To do ▸ Turn the lines between the one holding "Localize each UI" and the one holding "candle-body xyxy=(108,130,112,140)", inclusive, into a two-column CSV with columns input and output, one row per text paired with its answer, each in a single quoted field with line breaks replaced by spaces. Leave the pictures out.

Dataset entries ▸
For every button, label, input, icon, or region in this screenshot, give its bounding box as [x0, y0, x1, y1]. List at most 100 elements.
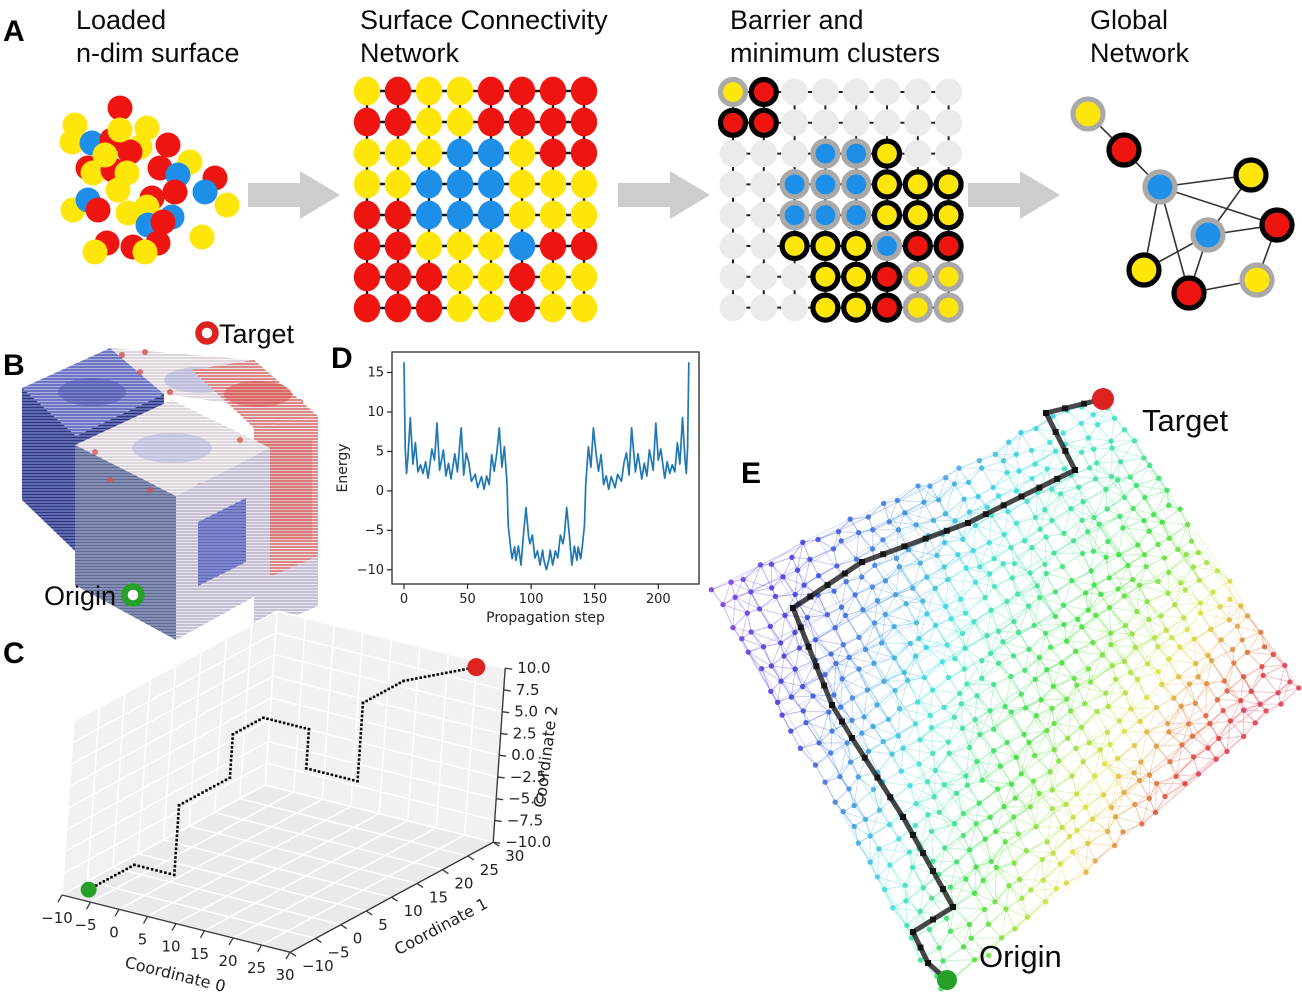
==
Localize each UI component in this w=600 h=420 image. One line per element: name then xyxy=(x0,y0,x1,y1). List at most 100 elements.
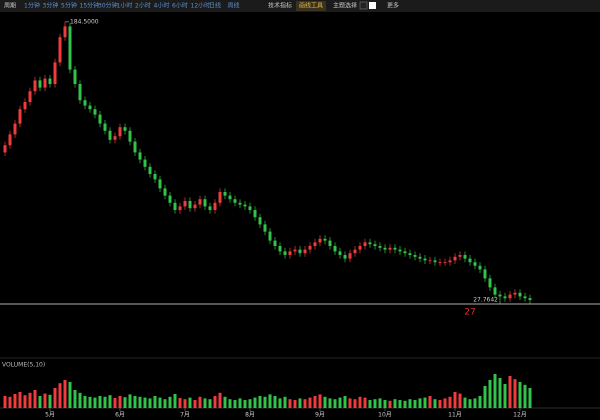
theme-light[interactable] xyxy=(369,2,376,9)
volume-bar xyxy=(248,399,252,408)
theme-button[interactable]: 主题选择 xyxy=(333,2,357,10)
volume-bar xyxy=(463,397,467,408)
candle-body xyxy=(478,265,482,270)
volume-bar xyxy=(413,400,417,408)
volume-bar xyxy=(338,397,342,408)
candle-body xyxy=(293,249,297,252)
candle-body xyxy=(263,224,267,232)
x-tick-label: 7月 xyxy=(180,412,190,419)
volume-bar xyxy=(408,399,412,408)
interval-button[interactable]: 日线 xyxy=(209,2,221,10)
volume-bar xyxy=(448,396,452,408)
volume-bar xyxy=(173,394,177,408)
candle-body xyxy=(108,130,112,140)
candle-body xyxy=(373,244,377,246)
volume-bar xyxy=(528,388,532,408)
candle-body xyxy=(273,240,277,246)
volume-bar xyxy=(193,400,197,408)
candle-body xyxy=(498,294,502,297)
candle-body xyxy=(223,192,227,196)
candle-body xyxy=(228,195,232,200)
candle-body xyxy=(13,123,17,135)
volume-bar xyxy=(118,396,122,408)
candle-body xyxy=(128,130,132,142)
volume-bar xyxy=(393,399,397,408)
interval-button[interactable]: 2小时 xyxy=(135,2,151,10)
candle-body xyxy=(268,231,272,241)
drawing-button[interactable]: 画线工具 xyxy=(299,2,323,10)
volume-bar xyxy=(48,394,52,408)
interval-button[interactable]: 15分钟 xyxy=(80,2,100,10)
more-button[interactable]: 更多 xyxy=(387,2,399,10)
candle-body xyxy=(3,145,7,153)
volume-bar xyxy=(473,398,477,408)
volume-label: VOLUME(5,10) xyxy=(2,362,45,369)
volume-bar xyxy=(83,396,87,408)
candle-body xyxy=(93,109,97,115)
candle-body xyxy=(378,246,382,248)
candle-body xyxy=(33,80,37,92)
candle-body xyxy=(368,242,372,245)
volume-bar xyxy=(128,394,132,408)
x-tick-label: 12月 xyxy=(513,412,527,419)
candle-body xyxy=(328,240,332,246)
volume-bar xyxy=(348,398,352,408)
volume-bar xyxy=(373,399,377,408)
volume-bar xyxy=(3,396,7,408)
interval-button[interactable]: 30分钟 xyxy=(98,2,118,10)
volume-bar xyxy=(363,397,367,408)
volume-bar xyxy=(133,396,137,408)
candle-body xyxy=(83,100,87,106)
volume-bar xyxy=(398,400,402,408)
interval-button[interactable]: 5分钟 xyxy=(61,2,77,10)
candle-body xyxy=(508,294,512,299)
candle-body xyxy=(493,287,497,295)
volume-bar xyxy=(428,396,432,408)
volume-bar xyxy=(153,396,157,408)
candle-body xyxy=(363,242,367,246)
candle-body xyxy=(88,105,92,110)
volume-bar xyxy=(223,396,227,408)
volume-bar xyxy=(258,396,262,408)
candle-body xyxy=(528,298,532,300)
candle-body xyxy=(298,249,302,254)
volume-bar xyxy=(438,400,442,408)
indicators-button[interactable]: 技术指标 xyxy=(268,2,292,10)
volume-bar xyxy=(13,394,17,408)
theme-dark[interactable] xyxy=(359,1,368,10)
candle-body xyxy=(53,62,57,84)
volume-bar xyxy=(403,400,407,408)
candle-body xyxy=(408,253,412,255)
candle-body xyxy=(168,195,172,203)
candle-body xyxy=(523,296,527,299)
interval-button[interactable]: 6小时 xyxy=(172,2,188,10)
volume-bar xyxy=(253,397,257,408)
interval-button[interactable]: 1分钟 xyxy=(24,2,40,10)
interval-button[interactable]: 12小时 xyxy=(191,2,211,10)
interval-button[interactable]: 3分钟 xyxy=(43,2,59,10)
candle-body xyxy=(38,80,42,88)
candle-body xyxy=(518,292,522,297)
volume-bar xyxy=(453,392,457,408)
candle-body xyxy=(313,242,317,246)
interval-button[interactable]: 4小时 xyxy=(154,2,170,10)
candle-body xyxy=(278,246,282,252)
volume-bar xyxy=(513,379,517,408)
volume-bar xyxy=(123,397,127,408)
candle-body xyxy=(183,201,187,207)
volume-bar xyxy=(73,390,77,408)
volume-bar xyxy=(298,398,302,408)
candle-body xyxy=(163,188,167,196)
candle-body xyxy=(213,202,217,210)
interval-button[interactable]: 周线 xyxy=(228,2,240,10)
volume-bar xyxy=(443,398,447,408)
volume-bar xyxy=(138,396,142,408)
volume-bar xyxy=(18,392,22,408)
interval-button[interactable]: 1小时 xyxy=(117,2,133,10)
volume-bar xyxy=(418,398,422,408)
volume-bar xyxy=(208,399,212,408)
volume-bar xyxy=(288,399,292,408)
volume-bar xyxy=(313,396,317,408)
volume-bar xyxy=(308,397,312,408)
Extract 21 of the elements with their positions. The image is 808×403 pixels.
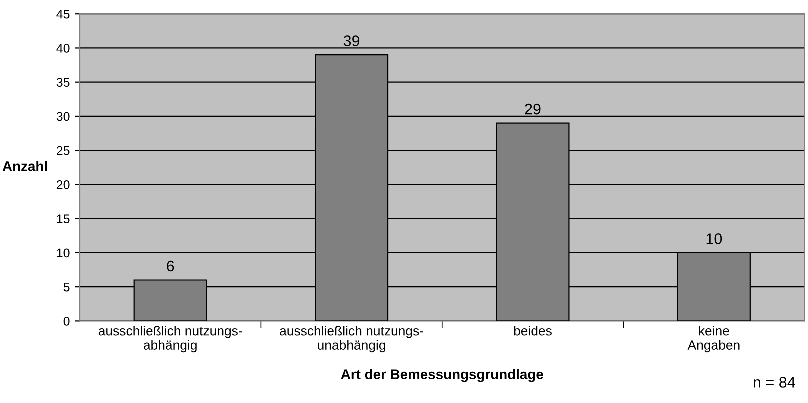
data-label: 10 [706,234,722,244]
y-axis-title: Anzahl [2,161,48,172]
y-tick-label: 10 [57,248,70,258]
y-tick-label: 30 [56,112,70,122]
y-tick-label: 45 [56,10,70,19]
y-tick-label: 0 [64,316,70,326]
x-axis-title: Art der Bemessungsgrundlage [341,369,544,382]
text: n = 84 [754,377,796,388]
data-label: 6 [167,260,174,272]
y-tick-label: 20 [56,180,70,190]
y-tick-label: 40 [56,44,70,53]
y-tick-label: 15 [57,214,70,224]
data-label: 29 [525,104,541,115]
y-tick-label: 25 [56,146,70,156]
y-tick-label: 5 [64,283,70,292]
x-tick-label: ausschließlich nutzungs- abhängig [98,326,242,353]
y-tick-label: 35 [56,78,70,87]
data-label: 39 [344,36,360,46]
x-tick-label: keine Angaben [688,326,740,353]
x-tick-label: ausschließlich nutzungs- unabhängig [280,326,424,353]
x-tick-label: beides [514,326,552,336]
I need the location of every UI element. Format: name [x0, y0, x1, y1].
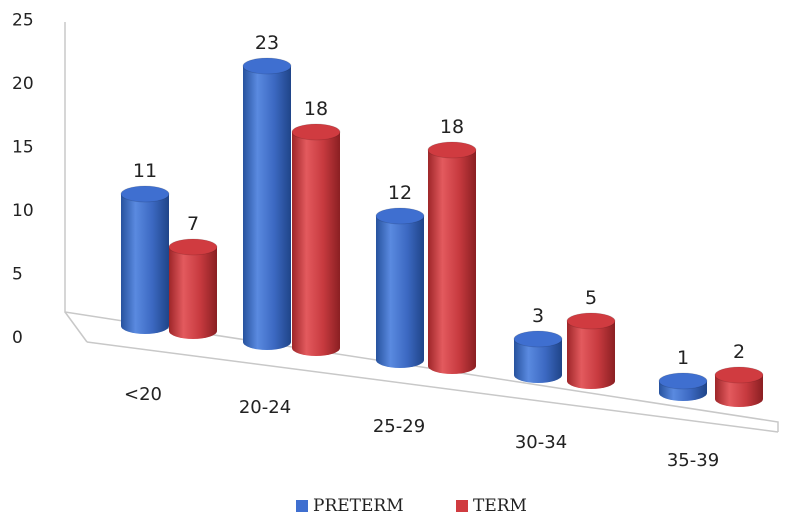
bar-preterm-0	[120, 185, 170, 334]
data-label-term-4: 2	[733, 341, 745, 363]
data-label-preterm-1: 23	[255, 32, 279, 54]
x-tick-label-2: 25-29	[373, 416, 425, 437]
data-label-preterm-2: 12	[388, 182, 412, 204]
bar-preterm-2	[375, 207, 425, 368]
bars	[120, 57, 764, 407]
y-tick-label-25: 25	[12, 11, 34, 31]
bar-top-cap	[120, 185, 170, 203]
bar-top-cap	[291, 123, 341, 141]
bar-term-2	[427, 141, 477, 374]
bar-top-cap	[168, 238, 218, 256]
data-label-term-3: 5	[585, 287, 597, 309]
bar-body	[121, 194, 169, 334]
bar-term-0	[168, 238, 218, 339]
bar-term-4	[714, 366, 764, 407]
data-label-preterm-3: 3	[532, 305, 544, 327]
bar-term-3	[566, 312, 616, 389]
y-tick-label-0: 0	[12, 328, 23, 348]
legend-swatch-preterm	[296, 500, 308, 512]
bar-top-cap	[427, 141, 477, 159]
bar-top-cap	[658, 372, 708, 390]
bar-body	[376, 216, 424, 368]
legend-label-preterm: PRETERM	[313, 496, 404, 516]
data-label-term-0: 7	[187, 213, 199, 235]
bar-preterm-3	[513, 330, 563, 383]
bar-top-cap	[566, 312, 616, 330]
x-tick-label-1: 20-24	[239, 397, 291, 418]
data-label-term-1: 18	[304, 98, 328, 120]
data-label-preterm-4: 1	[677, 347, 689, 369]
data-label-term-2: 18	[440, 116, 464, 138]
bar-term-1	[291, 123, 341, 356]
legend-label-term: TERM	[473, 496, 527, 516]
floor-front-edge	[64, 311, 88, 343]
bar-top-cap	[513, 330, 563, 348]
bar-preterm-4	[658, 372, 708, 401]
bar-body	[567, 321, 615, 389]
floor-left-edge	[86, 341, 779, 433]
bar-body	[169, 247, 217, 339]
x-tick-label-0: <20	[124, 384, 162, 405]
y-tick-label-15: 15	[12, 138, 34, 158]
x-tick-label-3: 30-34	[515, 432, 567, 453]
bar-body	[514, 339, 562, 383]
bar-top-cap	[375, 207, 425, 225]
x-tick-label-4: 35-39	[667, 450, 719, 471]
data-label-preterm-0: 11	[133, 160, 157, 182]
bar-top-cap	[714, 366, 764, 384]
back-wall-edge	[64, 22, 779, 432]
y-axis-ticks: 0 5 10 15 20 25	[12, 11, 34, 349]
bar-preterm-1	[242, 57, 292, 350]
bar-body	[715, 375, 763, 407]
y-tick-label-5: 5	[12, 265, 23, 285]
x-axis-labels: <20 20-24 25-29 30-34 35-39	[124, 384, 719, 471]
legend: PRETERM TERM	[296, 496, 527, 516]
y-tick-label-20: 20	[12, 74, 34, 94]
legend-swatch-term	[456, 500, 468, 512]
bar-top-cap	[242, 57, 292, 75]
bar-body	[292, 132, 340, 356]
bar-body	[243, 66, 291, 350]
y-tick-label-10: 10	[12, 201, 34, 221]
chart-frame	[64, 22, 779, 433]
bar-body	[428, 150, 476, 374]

Worked answer ▸
input,output
"Localize each UI component in this w=600 h=420 image. One line per element: name then xyxy=(x0,y0,x1,y1). List at most 100 elements.","theme-light[interactable] xyxy=(369,2,376,9) volume-bar xyxy=(248,399,252,408) theme-button[interactable]: 主题选择 xyxy=(333,2,357,10) volume-bar xyxy=(463,397,467,408) candle-body xyxy=(478,265,482,270) volume-bar xyxy=(413,400,417,408) volume-bar xyxy=(338,397,342,408) candle-body xyxy=(293,249,297,252) candle-body xyxy=(263,224,267,232) x-tick-label: 7月 xyxy=(180,412,190,419) volume-bar xyxy=(408,399,412,408) interval-button[interactable]: 日线 xyxy=(209,2,221,10) volume-bar xyxy=(448,396,452,408) volume-bar xyxy=(173,394,177,408) candle-body xyxy=(108,130,112,140)"